Data provided >>
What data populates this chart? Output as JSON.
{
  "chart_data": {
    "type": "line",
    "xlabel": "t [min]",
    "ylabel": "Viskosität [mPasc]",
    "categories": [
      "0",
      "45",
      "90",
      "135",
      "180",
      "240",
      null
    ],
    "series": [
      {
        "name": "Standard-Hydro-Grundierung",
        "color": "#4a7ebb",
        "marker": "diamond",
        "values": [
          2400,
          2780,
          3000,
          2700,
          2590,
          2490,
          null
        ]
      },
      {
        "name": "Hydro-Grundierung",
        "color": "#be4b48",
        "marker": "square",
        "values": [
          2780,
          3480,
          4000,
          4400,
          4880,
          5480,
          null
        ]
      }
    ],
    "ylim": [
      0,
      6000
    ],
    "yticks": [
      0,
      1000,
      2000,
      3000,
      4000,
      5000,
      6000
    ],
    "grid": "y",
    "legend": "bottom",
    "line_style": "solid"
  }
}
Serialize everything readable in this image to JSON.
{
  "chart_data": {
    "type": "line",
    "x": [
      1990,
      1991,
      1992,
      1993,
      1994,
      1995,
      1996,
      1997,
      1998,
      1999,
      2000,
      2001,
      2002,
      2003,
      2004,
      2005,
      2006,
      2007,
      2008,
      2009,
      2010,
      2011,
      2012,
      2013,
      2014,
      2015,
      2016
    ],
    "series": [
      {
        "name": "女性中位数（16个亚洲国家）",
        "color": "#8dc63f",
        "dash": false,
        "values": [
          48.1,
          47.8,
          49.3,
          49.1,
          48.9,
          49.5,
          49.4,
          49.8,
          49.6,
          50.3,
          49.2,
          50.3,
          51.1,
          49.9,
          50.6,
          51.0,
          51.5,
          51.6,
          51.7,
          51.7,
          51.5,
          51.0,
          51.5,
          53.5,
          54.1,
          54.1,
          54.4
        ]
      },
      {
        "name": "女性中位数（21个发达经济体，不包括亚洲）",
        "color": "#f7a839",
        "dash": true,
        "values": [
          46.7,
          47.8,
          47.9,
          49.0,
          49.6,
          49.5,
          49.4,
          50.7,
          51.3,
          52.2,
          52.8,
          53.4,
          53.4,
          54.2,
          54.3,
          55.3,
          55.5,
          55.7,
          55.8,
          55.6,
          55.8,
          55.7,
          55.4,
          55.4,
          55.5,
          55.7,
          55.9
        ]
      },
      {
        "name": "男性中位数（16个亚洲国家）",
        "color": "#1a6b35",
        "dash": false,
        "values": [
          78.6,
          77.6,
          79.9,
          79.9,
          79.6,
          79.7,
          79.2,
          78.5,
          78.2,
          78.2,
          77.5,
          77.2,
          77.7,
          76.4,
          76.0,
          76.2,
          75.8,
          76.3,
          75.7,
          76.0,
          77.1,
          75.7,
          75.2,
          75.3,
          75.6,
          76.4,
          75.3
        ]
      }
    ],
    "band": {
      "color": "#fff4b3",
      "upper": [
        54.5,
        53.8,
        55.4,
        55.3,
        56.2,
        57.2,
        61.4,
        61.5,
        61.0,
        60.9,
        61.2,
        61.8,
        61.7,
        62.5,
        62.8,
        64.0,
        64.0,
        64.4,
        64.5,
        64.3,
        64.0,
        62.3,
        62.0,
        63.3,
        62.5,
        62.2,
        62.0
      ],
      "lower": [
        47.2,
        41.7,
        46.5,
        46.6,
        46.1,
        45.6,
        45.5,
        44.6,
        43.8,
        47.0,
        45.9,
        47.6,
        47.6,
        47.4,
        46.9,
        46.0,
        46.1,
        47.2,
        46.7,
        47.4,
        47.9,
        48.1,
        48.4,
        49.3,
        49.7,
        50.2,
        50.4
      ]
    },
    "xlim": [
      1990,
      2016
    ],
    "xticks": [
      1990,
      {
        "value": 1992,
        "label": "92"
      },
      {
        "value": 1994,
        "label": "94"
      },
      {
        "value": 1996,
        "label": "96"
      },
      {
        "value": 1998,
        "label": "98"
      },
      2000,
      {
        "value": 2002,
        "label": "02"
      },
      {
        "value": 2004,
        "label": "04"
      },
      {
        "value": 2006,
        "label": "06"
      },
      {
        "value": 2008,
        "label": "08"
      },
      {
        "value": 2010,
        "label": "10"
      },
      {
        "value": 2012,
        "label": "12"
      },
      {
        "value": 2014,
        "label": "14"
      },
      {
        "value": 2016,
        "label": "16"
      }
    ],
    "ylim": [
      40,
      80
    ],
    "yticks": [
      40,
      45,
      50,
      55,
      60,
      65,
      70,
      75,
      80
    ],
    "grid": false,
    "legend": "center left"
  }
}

Exercise goal >> Copy every line verbatim.

Answer for the task >>
What data populates this chart? Output as JSON.
{
  "chart_data": {
    "type": "line",
    "xlabel": "t [min]",
    "ylabel": "Viskosität [mPasc]",
    "categories": [
      "0",
      "45",
      "90",
      "135",
      "180",
      "240",
      null
    ],
    "series": [
      {
        "name": "Standard-Hydro-Grundierung",
        "color": "#4a7ebb",
        "marker": "diamond",
        "values": [
          2400,
          2780,
          3000,
          2700,
          2590,
          2490,
          null
        ]
      },
      {
        "name": "Hydro-Grundierung",
        "color": "#be4b48",
        "marker": "square",
        "values": [
          2780,
          3480,
          4000,
          4400,
          4880,
          5480,
          null
        ]
      }
    ],
    "ylim": [
      0,
      6000
    ],
    "yticks": [
      0,
      1000,
      2000,
      3000,
      4000,
      5000,
      6000
    ],
    "grid": "y",
    "legend": "bottom",
    "line_style": "solid"
  }
}
Serialize everything readable in this image to JSON.
{
  "chart_data": {
    "type": "line",
    "x": [
      1990,
      1991,
      1992,
      1993,
      1994,
      1995,
      1996,
      1997,
      1998,
      1999,
      2000,
      2001,
      2002,
      2003,
      2004,
      2005,
      2006,
      2007,
      2008,
      2009,
      2010,
      2011,
      2012,
      2013,
      2014,
      2015,
      2016
    ],
    "series": [
      {
        "name": "女性中位数（16个亚洲国家）",
        "color": "#8dc63f",
        "dash": false,
        "values": [
          48.1,
          47.8,
          49.3,
          49.1,
          48.9,
          49.5,
          49.4,
          49.8,
          49.6,
          50.3,
          49.2,
          50.3,
          51.1,
          49.9,
          50.6,
          51.0,
          51.5,
          51.6,
          51.7,
          51.7,
          51.5,
          51.0,
          51.5,
          53.5,
          54.1,
          54.1,
          54.4
        ]
      },
      {
        "name": "女性中位数（21个发达经济体，不包括亚洲）",
        "color": "#f7a839",
        "dash": true,
        "values": [
          46.7,
          47.8,
          47.9,
          49.0,
          49.6,
          49.5,
          49.4,
          50.7,
          51.3,
          52.2,
          52.8,
          53.4,
          53.4,
          54.2,
          54.3,
          55.3,
          55.5,
          55.7,
          55.8,
          55.6,
          55.8,
          55.7,
          55.4,
          55.4,
          55.5,
          55.7,
          55.9
        ]
      },
      {
        "name": "男性中位数（16个亚洲国家）",
        "color": "#1a6b35",
        "dash": false,
        "values": [
          78.6,
          77.6,
          79.9,
          79.9,
          79.6,
          79.7,
          79.2,
          78.5,
          78.2,
          78.2,
          77.5,
          77.2,
          77.7,
          76.4,
          76.0,
          76.2,
          75.8,
          76.3,
          75.7,
          76.0,
          77.1,
          75.7,
          75.2,
          75.3,
          75.6,
          76.4,
          75.3
        ]
      }
    ],
    "band": {
      "color": "#fff4b3",
      "upper": [
        54.5,
        53.8,
        55.4,
        55.3,
        56.2,
        57.2,
        61.4,
        61.5,
        61.0,
        60.9,
        61.2,
        61.8,
        61.7,
        62.5,
        62.8,
        64.0,
        64.0,
        64.4,
        64.5,
        64.3,
        64.0,
        62.3,
        62.0,
        63.3,
        62.5,
        62.2,
        62.0
      ],
      "lower": [
        47.2,
        41.7,
        46.5,
        46.6,
        46.1,
        45.6,
        45.5,
        44.6,
        43.8,
        47.0,
        45.9,
        47.6,
        47.6,
        47.4,
        46.9,
        46.0,
        46.1,
        47.2,
        46.7,
        47.4,
        47.9,
        48.1,
        48.4,
        49.3,
        49.7,
        50.2,
        50.4
      ]
    },
    "xlim": [
      1990,
      2016
    ],
    "xticks": [
      1990,
      {
        "value": 1992,
        "label": "92"
      },
      {
        "value": 1994,
        "label": "94"
      },
      {
        "value": 1996,
        "label": "96"
      },
      {
        "value": 1998,
        "label": "98"
      },
      2000,
      {
        "value": 2002,
        "label": "02"
      },
      {
        "value": 2004,
        "label": "04"
      },
      {
        "value": 2006,
        "label": "06"
      },
      {
        "value": 2008,
        "label": "08"
      },
      {
        "value": 2010,
        "label": "10"
      },
      {
        "value": 2012,
        "label": "12"
      },
      {
        "value": 2014,
        "label": "14"
      },
      {
        "value": 2016,
        "label": "16"
      }
    ],
    "ylim": [
      40,
      80
    ],
    "yticks": [
      40,
      45,
      50,
      55,
      60,
      65,
      70,
      75,
      80
    ],
    "grid": false,
    "legend": "center left"
  }
}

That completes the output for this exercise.